**WHAT YOU SHOULD DO**.
Search the material for the word "disciples" and report each line where it turns up.

**AVAILABLE DATA**.
--------------------------------

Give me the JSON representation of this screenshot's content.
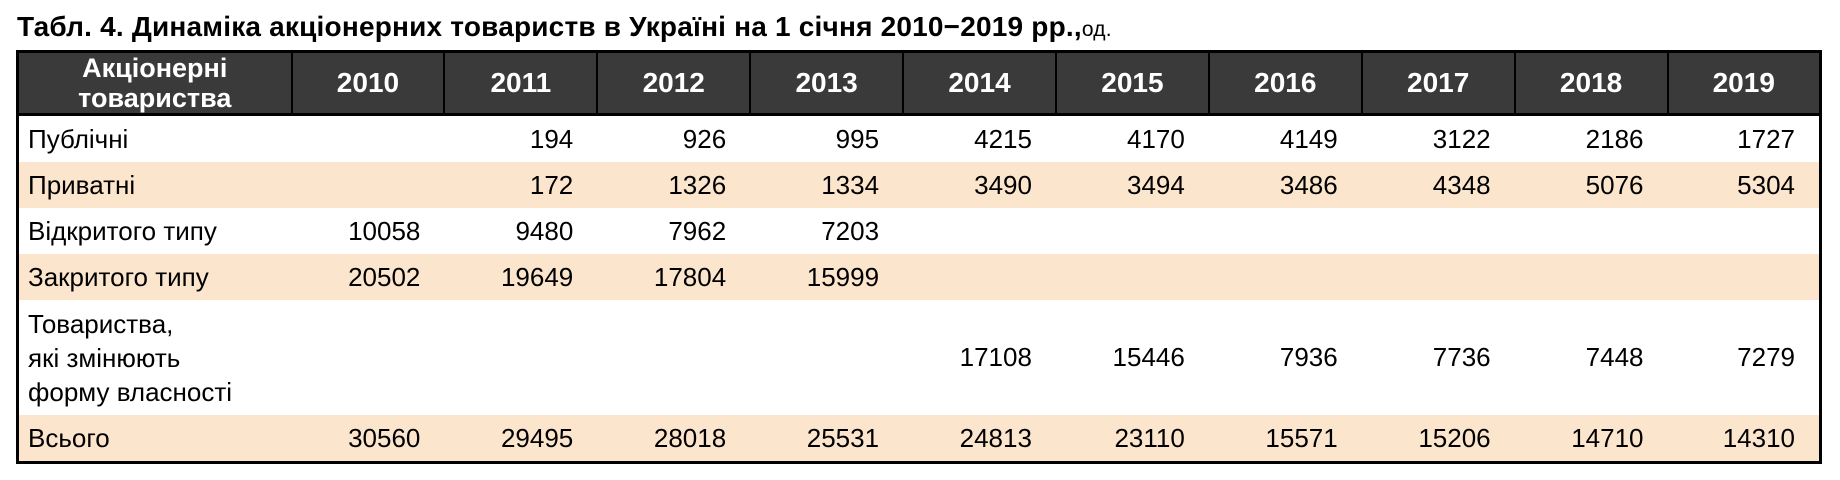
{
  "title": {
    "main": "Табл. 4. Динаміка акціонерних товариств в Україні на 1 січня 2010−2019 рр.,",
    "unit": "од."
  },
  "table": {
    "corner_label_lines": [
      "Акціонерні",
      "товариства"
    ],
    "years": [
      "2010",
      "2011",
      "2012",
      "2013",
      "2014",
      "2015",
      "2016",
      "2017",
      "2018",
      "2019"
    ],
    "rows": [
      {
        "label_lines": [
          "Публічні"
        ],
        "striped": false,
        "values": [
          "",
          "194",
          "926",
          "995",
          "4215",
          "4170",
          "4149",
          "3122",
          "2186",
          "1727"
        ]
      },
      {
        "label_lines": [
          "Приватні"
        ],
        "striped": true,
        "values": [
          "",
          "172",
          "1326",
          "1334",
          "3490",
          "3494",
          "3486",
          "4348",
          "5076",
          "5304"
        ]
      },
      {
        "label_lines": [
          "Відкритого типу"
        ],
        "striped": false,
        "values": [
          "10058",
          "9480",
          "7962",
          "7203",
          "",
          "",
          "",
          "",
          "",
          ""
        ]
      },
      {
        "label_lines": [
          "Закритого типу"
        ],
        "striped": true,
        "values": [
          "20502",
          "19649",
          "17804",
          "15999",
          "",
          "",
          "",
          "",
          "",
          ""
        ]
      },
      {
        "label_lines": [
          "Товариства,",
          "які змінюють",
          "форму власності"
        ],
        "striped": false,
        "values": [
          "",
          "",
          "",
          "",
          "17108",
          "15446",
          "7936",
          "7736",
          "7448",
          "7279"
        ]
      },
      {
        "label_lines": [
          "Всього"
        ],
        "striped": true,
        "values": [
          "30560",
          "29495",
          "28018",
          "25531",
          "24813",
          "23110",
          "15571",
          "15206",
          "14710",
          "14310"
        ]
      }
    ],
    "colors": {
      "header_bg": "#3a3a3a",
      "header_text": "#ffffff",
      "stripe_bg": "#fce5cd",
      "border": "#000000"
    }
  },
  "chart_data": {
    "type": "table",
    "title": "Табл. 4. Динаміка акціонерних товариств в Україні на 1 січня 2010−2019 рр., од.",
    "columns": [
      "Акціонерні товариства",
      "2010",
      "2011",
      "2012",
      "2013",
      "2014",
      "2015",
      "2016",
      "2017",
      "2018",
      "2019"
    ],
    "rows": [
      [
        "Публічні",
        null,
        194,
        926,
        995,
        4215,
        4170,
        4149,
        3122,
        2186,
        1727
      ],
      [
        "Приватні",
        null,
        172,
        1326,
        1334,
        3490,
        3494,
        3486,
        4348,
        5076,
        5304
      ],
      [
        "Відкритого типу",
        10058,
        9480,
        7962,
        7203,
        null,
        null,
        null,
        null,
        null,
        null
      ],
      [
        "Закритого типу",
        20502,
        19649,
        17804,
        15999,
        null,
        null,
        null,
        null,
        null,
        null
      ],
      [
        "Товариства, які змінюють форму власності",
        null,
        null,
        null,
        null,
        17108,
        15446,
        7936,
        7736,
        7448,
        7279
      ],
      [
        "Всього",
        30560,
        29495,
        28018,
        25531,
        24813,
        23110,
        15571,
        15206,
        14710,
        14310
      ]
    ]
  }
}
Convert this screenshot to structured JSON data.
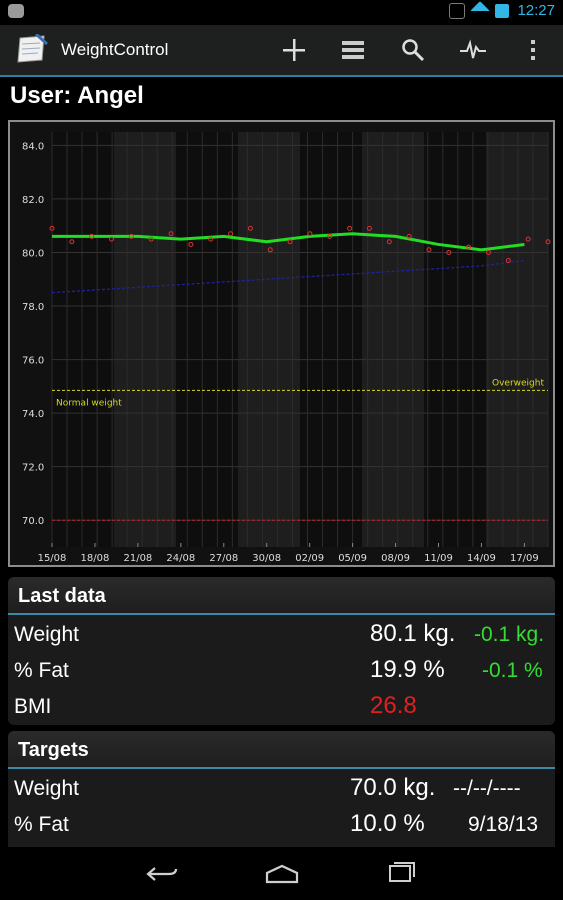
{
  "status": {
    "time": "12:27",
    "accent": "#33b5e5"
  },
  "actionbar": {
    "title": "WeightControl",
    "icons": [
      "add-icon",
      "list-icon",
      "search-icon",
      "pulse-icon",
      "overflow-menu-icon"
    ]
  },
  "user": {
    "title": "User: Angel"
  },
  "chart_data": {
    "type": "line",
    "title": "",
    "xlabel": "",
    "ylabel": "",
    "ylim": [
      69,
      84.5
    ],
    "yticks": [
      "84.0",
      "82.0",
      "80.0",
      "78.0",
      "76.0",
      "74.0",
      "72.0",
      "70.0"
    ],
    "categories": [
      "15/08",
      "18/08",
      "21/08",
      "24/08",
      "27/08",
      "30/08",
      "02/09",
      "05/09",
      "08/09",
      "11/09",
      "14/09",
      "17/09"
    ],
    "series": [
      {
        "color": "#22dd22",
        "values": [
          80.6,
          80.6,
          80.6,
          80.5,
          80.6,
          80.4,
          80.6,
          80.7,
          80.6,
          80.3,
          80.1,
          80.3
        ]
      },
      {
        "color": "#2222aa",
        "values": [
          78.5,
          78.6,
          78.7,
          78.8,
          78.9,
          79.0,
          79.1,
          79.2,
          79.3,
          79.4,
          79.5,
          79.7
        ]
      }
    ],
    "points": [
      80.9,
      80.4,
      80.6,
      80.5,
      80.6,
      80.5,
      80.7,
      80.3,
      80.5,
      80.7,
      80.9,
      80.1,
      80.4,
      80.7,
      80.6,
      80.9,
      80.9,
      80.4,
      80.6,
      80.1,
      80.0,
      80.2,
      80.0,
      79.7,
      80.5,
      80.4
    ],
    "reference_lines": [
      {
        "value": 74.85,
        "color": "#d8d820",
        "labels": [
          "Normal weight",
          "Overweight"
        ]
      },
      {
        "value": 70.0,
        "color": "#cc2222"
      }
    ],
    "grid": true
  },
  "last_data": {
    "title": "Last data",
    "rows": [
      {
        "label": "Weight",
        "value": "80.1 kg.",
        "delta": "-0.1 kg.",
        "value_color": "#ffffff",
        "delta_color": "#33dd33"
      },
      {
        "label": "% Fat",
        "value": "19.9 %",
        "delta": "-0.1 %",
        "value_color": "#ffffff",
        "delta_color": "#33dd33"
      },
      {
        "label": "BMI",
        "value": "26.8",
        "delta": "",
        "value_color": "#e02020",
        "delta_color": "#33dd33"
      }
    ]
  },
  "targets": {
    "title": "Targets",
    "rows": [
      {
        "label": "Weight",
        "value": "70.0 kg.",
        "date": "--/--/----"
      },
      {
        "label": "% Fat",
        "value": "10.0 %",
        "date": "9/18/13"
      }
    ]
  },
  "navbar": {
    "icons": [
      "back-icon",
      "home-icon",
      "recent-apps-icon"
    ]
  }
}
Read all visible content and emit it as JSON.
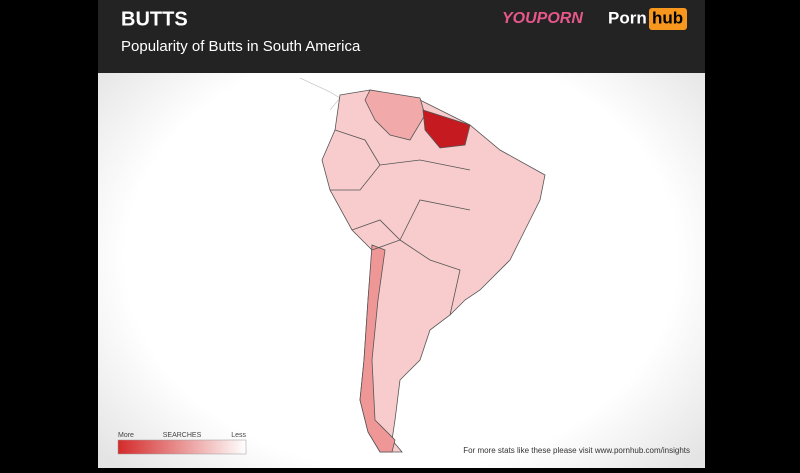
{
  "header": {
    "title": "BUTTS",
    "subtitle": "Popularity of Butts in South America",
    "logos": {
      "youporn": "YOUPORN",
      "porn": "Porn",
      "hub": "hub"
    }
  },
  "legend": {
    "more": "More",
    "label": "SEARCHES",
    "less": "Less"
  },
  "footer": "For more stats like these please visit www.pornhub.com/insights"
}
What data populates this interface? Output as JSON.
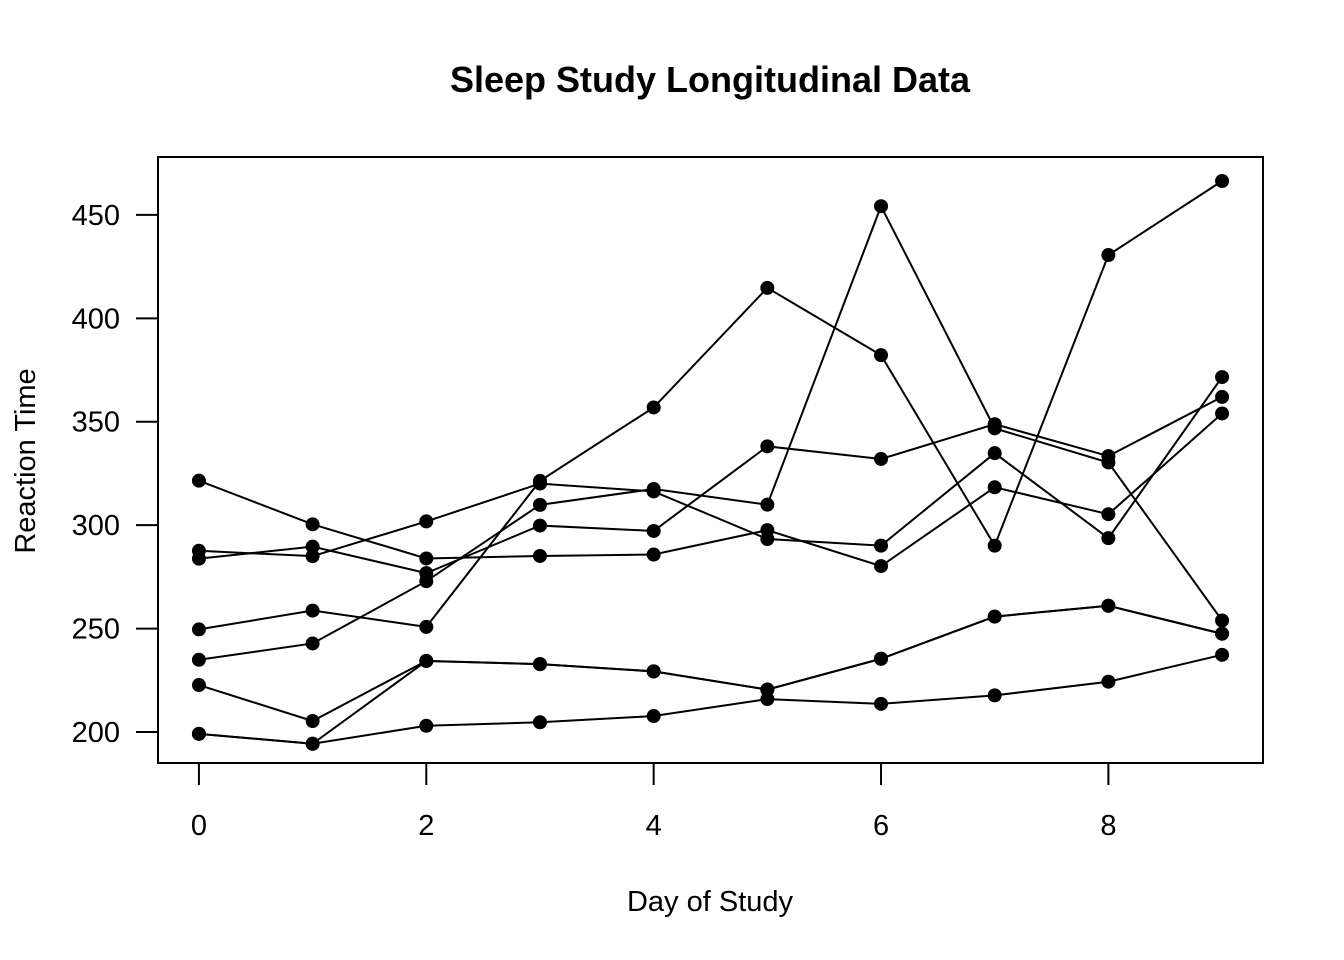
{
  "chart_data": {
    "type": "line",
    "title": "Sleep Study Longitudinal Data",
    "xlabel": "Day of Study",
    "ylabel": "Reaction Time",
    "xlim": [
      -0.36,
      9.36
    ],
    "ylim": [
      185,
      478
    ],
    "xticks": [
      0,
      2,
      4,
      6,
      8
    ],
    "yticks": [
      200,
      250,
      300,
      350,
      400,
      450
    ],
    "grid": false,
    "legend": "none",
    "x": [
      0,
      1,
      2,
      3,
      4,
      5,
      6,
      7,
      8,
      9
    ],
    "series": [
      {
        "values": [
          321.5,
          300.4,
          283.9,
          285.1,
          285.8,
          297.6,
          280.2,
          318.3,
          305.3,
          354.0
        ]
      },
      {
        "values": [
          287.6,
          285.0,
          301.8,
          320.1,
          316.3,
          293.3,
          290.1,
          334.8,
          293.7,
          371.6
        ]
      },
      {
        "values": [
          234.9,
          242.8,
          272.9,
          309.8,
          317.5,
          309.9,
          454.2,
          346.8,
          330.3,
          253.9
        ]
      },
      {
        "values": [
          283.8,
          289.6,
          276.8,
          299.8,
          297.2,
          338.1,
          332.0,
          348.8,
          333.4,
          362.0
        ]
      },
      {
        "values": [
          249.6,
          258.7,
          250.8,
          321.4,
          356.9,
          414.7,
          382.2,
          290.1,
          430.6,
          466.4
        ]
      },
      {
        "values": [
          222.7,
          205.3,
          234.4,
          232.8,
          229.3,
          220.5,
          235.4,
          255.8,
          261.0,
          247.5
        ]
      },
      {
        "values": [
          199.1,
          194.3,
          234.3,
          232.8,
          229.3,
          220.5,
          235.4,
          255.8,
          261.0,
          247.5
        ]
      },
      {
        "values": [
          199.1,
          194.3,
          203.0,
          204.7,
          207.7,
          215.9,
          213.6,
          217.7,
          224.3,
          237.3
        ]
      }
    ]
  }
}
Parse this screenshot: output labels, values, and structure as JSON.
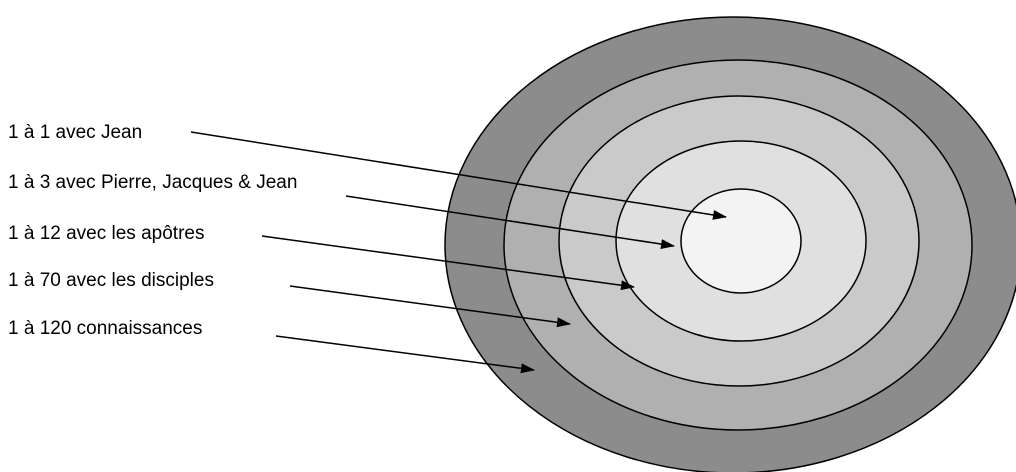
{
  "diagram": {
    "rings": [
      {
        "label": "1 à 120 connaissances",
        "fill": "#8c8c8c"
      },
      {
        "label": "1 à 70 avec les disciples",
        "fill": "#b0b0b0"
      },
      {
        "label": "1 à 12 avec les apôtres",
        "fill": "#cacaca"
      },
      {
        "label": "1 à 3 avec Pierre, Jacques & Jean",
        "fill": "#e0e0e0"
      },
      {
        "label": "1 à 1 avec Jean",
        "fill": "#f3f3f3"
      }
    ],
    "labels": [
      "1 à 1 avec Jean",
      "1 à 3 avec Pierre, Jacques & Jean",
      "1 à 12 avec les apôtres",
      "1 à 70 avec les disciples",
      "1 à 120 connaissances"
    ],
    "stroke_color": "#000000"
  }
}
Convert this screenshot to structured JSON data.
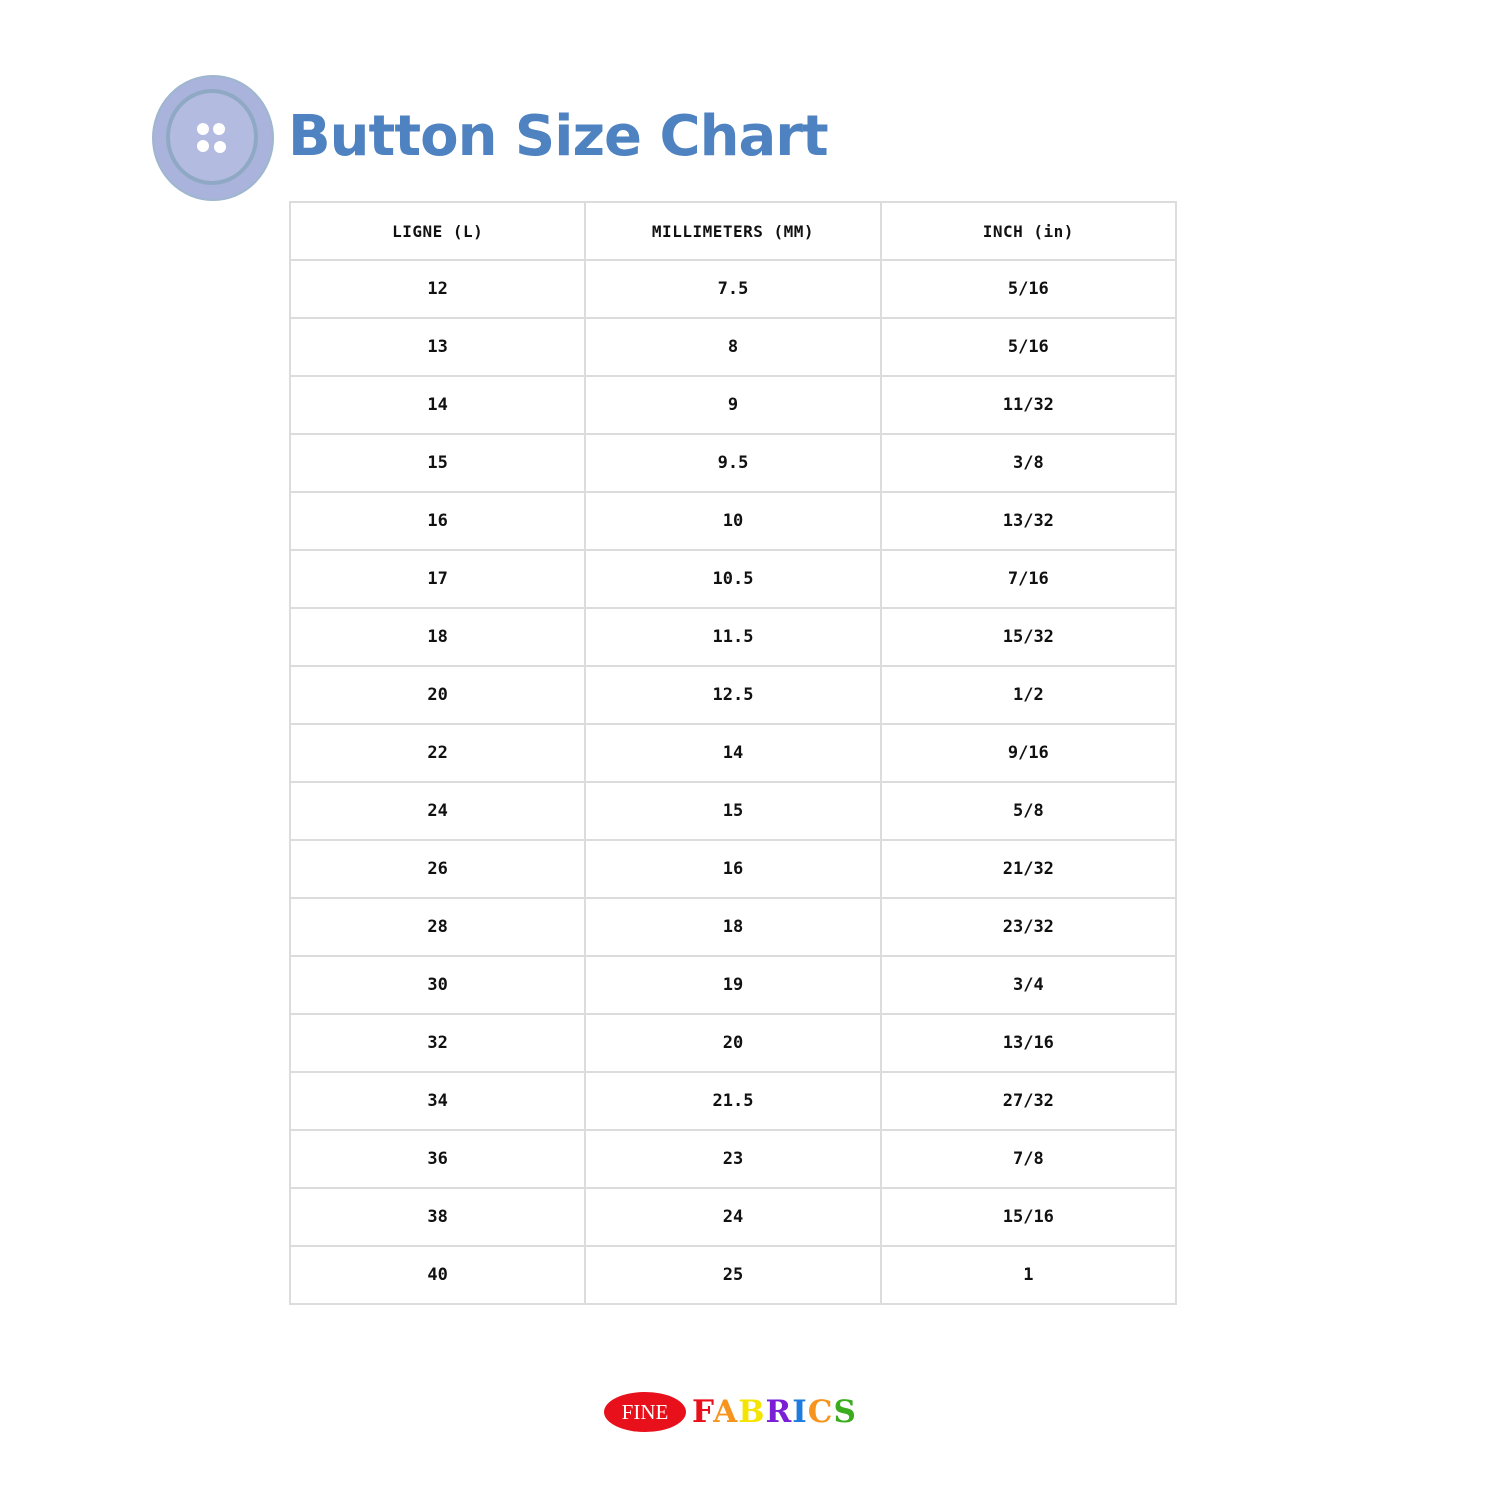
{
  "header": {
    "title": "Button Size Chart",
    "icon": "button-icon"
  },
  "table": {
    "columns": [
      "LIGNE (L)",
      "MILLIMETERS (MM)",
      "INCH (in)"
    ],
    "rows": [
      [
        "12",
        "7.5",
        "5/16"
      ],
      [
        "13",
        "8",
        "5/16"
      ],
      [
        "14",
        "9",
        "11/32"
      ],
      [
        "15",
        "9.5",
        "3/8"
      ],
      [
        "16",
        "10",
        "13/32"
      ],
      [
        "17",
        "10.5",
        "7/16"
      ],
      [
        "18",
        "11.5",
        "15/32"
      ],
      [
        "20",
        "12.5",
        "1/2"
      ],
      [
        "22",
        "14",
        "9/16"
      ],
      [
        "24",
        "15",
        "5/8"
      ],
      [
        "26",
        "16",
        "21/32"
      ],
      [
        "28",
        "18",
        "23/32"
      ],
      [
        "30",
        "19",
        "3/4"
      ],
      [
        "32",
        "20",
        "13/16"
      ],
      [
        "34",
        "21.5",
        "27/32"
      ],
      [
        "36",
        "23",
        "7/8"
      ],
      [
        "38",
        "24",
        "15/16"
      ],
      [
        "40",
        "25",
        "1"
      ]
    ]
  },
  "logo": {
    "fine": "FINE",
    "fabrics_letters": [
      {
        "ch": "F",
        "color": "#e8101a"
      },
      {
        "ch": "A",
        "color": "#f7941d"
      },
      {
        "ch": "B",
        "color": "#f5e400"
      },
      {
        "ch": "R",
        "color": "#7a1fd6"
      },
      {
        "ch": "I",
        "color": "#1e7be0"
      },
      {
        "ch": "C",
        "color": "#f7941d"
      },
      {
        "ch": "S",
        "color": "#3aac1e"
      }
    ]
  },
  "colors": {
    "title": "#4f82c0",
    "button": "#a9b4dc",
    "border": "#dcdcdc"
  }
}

--------------------------------

**CORRECT RESULT**.
        "label": "1 à 70 avec les disciples",
      "1 à 70 avec les disciples",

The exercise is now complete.